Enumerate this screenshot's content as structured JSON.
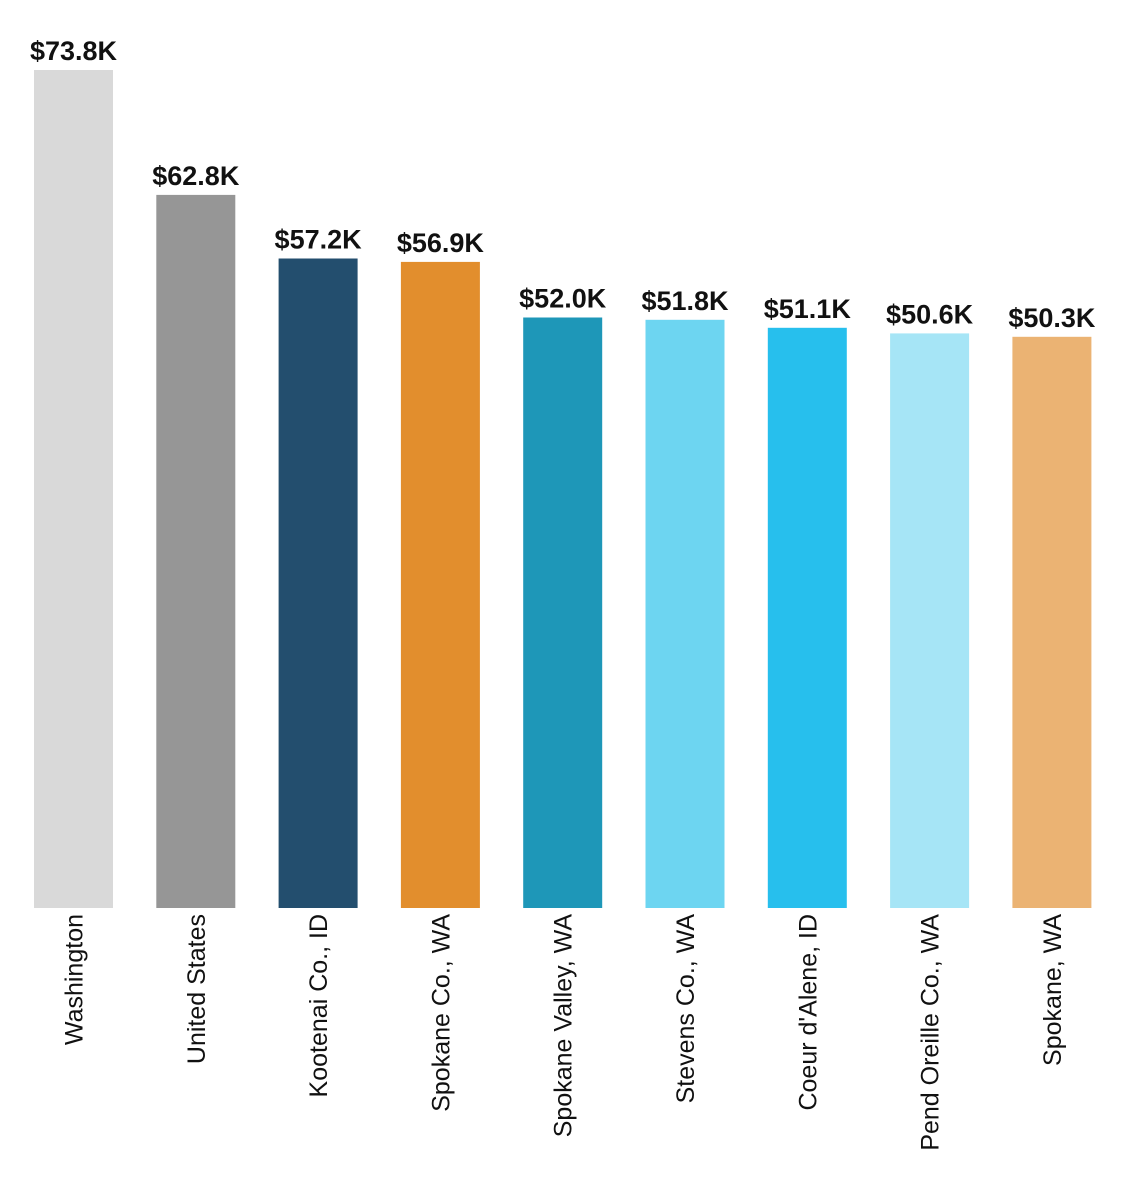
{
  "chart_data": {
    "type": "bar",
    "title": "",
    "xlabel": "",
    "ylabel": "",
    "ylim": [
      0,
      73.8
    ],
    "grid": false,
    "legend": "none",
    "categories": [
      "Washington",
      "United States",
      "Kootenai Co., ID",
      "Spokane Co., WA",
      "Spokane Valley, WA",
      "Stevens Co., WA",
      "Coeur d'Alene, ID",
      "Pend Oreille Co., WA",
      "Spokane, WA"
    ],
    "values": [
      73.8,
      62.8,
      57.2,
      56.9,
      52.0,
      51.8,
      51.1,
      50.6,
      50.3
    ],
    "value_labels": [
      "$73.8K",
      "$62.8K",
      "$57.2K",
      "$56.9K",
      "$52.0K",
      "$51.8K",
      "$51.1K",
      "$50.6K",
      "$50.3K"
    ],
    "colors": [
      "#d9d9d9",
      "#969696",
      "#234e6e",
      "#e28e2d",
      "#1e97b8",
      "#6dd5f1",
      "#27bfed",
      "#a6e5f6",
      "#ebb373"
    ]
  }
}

·····

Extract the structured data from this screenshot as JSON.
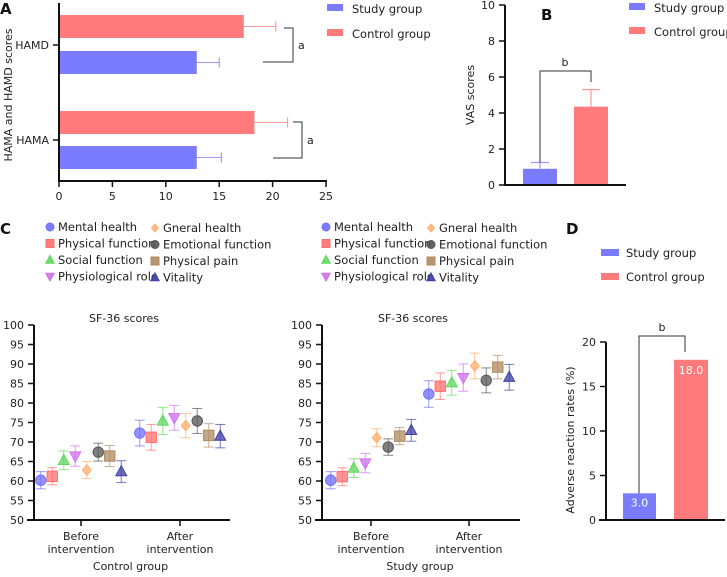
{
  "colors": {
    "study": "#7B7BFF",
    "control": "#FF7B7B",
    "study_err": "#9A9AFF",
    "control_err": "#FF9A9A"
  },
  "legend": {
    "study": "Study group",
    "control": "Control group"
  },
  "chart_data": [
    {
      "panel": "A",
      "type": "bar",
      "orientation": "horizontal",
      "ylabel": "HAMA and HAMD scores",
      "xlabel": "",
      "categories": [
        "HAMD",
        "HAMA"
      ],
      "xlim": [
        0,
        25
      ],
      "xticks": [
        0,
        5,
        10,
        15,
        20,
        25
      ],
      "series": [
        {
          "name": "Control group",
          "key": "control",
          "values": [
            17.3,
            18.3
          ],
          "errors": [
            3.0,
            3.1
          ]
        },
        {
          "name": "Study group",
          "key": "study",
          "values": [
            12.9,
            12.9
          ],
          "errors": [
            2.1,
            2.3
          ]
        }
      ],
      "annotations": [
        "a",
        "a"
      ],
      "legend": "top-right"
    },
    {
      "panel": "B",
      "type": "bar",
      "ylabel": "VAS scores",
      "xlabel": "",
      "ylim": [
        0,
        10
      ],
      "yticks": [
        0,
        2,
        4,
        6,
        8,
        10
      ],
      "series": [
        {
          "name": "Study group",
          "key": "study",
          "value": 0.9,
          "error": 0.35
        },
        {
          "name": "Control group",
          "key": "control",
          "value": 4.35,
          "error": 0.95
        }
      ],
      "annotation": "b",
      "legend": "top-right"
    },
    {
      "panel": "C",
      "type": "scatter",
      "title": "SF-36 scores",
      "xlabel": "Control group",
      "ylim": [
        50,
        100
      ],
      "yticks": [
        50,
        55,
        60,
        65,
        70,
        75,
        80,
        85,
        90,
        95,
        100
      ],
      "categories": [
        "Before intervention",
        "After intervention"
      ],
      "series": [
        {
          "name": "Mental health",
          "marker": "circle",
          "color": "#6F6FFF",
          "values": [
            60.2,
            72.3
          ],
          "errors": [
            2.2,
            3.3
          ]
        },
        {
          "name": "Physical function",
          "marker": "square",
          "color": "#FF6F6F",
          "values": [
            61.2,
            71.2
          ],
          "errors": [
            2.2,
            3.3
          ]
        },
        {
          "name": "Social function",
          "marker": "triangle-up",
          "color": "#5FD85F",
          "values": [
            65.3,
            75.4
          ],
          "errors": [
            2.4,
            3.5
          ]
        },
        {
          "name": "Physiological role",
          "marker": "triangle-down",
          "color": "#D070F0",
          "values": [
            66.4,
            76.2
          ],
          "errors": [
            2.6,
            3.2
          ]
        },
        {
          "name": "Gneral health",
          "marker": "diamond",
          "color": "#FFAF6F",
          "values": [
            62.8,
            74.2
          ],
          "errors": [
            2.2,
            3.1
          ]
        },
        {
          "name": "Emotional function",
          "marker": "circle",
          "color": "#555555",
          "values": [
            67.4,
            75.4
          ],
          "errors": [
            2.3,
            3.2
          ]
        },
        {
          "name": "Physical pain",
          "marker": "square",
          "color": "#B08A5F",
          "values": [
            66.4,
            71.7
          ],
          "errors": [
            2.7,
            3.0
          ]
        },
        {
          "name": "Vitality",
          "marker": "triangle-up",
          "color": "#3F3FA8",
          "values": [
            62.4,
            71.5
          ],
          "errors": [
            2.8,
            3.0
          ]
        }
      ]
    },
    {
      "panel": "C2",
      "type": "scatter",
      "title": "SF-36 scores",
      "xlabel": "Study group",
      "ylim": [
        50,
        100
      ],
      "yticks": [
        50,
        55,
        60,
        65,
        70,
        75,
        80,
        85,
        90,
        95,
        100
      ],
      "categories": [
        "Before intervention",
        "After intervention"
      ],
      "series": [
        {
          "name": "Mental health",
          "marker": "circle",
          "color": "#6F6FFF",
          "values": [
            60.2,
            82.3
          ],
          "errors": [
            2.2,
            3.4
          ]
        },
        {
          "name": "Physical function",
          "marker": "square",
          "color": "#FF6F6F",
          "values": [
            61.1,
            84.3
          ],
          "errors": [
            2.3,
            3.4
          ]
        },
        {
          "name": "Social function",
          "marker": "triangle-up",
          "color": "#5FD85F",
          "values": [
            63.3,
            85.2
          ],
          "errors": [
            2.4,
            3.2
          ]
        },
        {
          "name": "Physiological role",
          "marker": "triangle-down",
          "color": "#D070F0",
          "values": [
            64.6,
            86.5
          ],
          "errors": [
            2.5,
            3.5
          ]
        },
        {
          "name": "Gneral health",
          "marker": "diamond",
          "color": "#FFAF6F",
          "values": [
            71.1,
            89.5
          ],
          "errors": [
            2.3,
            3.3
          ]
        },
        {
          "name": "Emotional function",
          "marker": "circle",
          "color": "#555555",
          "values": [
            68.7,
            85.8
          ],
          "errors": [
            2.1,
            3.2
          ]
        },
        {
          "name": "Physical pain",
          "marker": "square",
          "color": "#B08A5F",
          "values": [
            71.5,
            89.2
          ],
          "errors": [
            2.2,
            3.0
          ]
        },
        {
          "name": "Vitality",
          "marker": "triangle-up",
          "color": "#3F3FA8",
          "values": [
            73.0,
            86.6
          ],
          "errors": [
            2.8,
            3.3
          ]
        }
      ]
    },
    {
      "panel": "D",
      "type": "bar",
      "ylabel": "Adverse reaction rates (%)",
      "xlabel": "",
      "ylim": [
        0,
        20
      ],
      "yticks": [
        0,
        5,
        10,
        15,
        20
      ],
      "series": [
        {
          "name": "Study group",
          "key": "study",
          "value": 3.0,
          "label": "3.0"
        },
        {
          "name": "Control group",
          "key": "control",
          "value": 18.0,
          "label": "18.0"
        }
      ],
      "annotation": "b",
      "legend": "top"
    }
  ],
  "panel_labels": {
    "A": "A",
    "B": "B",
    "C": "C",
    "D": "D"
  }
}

·····

■ WRITTEN PROBLEM ■
Write out every line from the entries where "JSON" appears.

■ SOLUTION TO THE PROBLEM ■
Enumerate this screenshot's content as structured JSON.
Extract the structured data from this screenshot as JSON.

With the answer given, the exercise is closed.